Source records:

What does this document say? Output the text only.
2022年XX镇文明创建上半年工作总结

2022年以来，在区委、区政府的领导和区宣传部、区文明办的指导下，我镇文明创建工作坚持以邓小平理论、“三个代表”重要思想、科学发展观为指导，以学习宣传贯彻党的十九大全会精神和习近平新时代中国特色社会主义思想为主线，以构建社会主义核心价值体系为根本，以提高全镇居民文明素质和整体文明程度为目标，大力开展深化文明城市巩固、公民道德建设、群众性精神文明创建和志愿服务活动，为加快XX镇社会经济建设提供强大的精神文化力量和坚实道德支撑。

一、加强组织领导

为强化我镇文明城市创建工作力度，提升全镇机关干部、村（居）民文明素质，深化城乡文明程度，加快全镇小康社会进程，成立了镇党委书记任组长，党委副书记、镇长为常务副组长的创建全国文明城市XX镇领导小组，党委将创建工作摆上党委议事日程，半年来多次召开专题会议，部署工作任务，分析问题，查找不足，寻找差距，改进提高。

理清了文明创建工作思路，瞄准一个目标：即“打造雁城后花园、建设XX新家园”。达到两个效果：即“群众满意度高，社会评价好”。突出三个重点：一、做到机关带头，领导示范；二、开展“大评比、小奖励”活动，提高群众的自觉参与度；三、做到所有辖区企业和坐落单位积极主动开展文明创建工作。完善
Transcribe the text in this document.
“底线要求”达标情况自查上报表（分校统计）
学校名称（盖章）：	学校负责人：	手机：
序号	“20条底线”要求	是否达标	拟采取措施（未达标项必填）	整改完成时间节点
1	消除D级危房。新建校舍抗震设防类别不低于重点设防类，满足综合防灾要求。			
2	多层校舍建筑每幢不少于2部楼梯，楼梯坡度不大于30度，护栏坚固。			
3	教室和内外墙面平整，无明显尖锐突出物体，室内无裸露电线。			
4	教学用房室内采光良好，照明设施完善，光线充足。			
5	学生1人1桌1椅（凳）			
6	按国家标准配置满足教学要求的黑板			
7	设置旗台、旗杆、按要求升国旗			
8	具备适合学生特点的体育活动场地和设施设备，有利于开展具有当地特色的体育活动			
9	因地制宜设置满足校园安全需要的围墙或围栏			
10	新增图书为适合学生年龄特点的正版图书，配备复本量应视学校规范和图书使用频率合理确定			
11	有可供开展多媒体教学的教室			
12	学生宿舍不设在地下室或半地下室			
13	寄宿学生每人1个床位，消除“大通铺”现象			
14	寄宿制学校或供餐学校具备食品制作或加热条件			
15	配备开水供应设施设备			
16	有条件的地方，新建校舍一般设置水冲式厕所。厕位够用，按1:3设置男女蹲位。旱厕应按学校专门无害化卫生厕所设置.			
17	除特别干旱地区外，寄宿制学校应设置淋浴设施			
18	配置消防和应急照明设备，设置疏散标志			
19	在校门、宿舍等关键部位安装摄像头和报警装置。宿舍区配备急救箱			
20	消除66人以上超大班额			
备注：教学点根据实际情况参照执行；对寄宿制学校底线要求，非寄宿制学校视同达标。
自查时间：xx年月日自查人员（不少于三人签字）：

Directive =>
From the listing above, reproduce all the lines exactly.

Solution to the exercise =>
What does this document say? Output the text only.
2022年XX镇文明创建上半年工作总结

2022年以来，在区委、区政府的领导和区宣传部、区文明办的指导下，我镇文明创建工作坚持以邓小平理论、“三个代表”重要思想、科学发展观为指导，以学习宣传贯彻党的十九大全会精神和习近平新时代中国特色社会主义思想为主线，以构建社会主义核心价值体系为根本，以提高全镇居民文明素质和整体文明程度为目标，大力开展深化文明城市巩固、公民道德建设、群众性精神文明创建和志愿服务活动，为加快XX镇社会经济建设提供强大的精神文化力量和坚实道德支撑。

一、加强组织领导

为强化我镇文明城市创建工作力度，提升全镇机关干部、村（居）民文明素质，深化城乡文明程度，加快全镇小康社会进程，成立了镇党委书记任组长，党委副书记、镇长为常务副组长的创建全国文明城市XX镇领导小组，党委将创建工作摆上党委议事日程，半年来多次召开专题会议，部署工作任务，分析问题，查找不足，寻找差距，改进提高。

理清了文明创建工作思路，瞄准一个目标：即“打造雁城后花园、建设XX新家园”。达到两个效果：即“群众满意度高，社会评价好”。突出三个重点：一、做到机关带头，领导示范；二、开展“大评比、小奖励”活动，提高群众的自觉参与度；三、做到所有辖区企业和坐落单位积极主动开展文明创建工作。完善
Transcribe the text in this document.
“底线要求”达标情况自查上报表（分校统计）
学校名称（盖章）：	学校负责人：	手机：
序号	“20条底线”要求	是否达标	拟采取措施（未达标项必填）	整改完成时间节点
1	消除D级危房。新建校舍抗震设防类别不低于重点设防类，满足综合防灾要求。			
2	多层校舍建筑每幢不少于2部楼梯，楼梯坡度不大于30度，护栏坚固。			
3	教室和内外墙面平整，无明显尖锐突出物体，室内无裸露电线。			
4	教学用房室内采光良好，照明设施完善，光线充足。			
5	学生1人1桌1椅（凳）			
6	按国家标准配置满足教学要求的黑板			
7	设置旗台、旗杆、按要求升国旗			
8	具备适合学生特点的体育活动场地和设施设备，有利于开展具有当地特色的体育活动			
9	因地制宜设置满足校园安全需要的围墙或围栏			
10	新增图书为适合学生年龄特点的正版图书，配备复本量应视学校规范和图书使用频率合理确定			
11	有可供开展多媒体教学的教室			
12	学生宿舍不设在地下室或半地下室			
13	寄宿学生每人1个床位，消除“大通铺”现象			
14	寄宿制学校或供餐学校具备食品制作或加热条件			
15	配备开水供应设施设备			
16	有条件的地方，新建校舍一般设置水冲式厕所。厕位够用，按1:3设置男女蹲位。旱厕应按学校专门无害化卫生厕所设置.			
17	除特别干旱地区外，寄宿制学校应设置淋浴设施			
18	配置消防和应急照明设备，设置疏散标志			
19	在校门、宿舍等关键部位安装摄像头和报警装置。宿舍区配备急救箱			
20	消除66人以上超大班额			
备注：教学点根据实际情况参照执行；对寄宿制学校底线要求，非寄宿制学校视同达标。
自查时间：xx年月日自查人员（不少于三人签字）：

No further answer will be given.